EXERCISE INSTRUCTIONS: In full and without alteration, repeat the material.

GIVEN INFORMATION:
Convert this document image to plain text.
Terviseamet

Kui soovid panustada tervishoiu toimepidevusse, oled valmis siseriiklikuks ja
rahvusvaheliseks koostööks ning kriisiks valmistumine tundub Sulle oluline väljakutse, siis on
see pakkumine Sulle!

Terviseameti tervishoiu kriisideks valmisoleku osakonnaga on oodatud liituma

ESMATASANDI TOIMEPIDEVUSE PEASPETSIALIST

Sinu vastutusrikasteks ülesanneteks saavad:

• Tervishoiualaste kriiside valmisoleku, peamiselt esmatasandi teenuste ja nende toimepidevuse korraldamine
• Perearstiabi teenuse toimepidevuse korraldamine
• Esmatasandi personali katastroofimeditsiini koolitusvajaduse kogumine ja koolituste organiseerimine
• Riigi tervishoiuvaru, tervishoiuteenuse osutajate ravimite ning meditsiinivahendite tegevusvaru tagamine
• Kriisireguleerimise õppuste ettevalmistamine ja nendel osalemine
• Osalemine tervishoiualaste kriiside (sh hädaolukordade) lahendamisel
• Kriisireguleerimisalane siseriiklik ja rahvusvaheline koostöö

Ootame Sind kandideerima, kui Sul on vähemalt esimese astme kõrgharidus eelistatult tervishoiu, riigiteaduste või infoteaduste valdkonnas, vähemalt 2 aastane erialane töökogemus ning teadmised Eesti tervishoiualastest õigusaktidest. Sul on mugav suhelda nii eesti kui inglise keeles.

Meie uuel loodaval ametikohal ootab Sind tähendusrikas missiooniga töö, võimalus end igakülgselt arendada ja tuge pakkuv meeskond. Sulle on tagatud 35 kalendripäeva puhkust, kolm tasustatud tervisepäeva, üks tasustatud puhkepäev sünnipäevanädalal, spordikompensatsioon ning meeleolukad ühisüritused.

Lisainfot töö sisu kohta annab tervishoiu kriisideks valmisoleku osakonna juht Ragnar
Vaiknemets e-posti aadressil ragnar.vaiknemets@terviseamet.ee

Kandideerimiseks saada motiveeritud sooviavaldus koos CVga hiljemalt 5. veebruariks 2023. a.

ANSWER TO THIS TASK:
Convert this document image to plain text.
Terviseamet

Kui soovid panustada tervishoiu toimepidevusse, oled valmis siseriiklikuks ja
rahvusvaheliseks koostööks ning kriisiks valmistumine tundub Sulle oluline väljakutse, siis on
see pakkumine Sulle!

Terviseameti tervishoiu kriisideks valmisoleku osakonnaga on oodatud liituma

ESMATASANDI TOIMEPIDEVUSE PEASPETSIALIST

Sinu vastutusrikasteks ülesanneteks saavad:

• Tervishoiualaste kriiside valmisoleku, peamiselt esmatasandi teenuste ja nende toimepidevuse korraldamine
• Perearstiabi teenuse toimepidevuse korraldamine
• Esmatasandi personali katastroofimeditsiini koolitusvajaduse kogumine ja koolituste organiseerimine
• Riigi tervishoiuvaru, tervishoiuteenuse osutajate ravimite ning meditsiinivahendite tegevusvaru tagamine
• Kriisireguleerimise õppuste ettevalmistamine ja nendel osalemine
• Osalemine tervishoiualaste kriiside (sh hädaolukordade) lahendamisel
• Kriisireguleerimisalane siseriiklik ja rahvusvaheline koostöö

Ootame Sind kandideerima, kui Sul on vähemalt esimese astme kõrgharidus eelistatult tervishoiu, riigiteaduste või infoteaduste valdkonnas, vähemalt 2 aastane erialane töökogemus ning teadmised Eesti tervishoiualastest õigusaktidest. Sul on mugav suhelda nii eesti kui inglise keeles.

Meie uuel loodaval ametikohal ootab Sind tähendusrikas missiooniga töö, võimalus end igakülgselt arendada ja tuge pakkuv meeskond. Sulle on tagatud 35 kalendripäeva puhkust, kolm tasustatud tervisepäeva, üks tasustatud puhkepäev sünnipäevanädalal, spordikompensatsioon ning meeleolukad ühisüritused.

Lisainfot töö sisu kohta annab tervishoiu kriisideks valmisoleku osakonna juht Ragnar
Vaiknemets e-posti aadressil ragnar.vaiknemets@terviseamet.ee

Kandideerimiseks saada motiveeritud sooviavaldus koos CVga hiljemalt 5. veebruariks 2023. a.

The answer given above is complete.